**Exercise**
Set each entry down verbatim, omitting images.

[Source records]

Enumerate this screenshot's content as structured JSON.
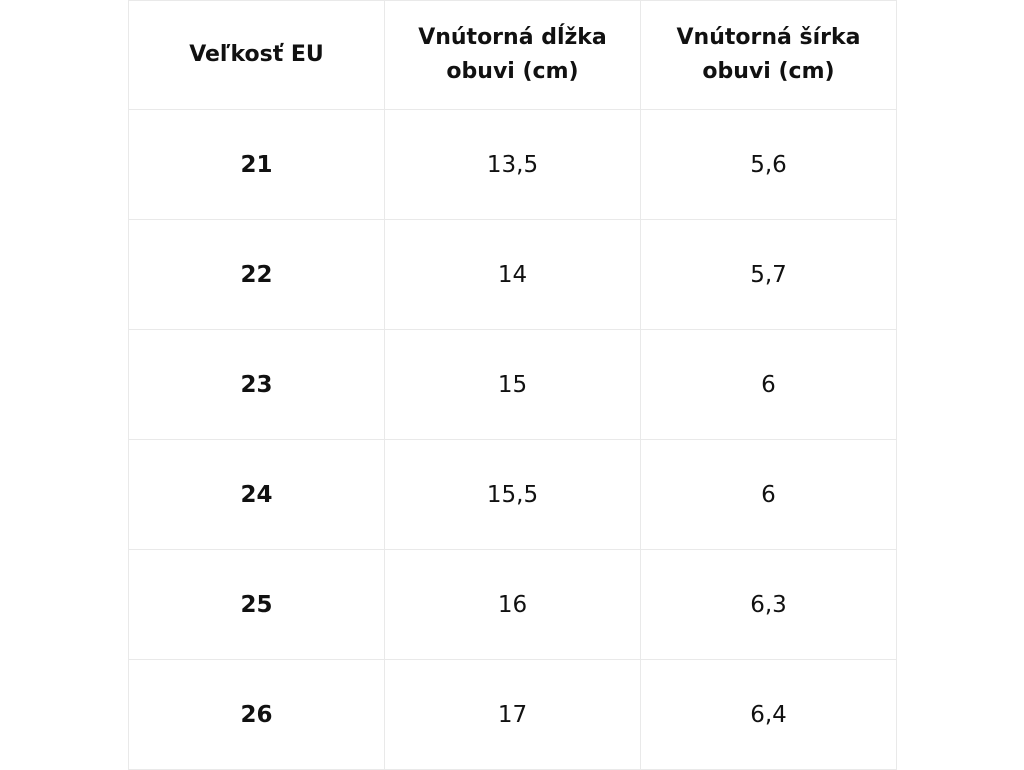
{
  "table": {
    "headers": [
      {
        "lines": [
          "Veľkosť EU"
        ]
      },
      {
        "lines": [
          "Vnútorná dĺžka",
          "obuvi (cm)"
        ]
      },
      {
        "lines": [
          "Vnútorná šírka",
          "obuvi (cm)"
        ]
      }
    ],
    "rows": [
      [
        "21",
        "13,5",
        "5,6"
      ],
      [
        "22",
        "14",
        "5,7"
      ],
      [
        "23",
        "15",
        "6"
      ],
      [
        "24",
        "15,5",
        "6"
      ],
      [
        "25",
        "16",
        "6,3"
      ],
      [
        "26",
        "17",
        "6,4"
      ]
    ]
  }
}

**Result of the task**
Enumerate this screenshot's content as structured JSON.
{
  "table": {
    "headers": [
      {
        "lines": [
          "Veľkosť EU"
        ]
      },
      {
        "lines": [
          "Vnútorná dĺžka",
          "obuvi (cm)"
        ]
      },
      {
        "lines": [
          "Vnútorná šírka",
          "obuvi (cm)"
        ]
      }
    ],
    "rows": [
      [
        "21",
        "13,5",
        "5,6"
      ],
      [
        "22",
        "14",
        "5,7"
      ],
      [
        "23",
        "15",
        "6"
      ],
      [
        "24",
        "15,5",
        "6"
      ],
      [
        "25",
        "16",
        "6,3"
      ],
      [
        "26",
        "17",
        "6,4"
      ]
    ]
  }
}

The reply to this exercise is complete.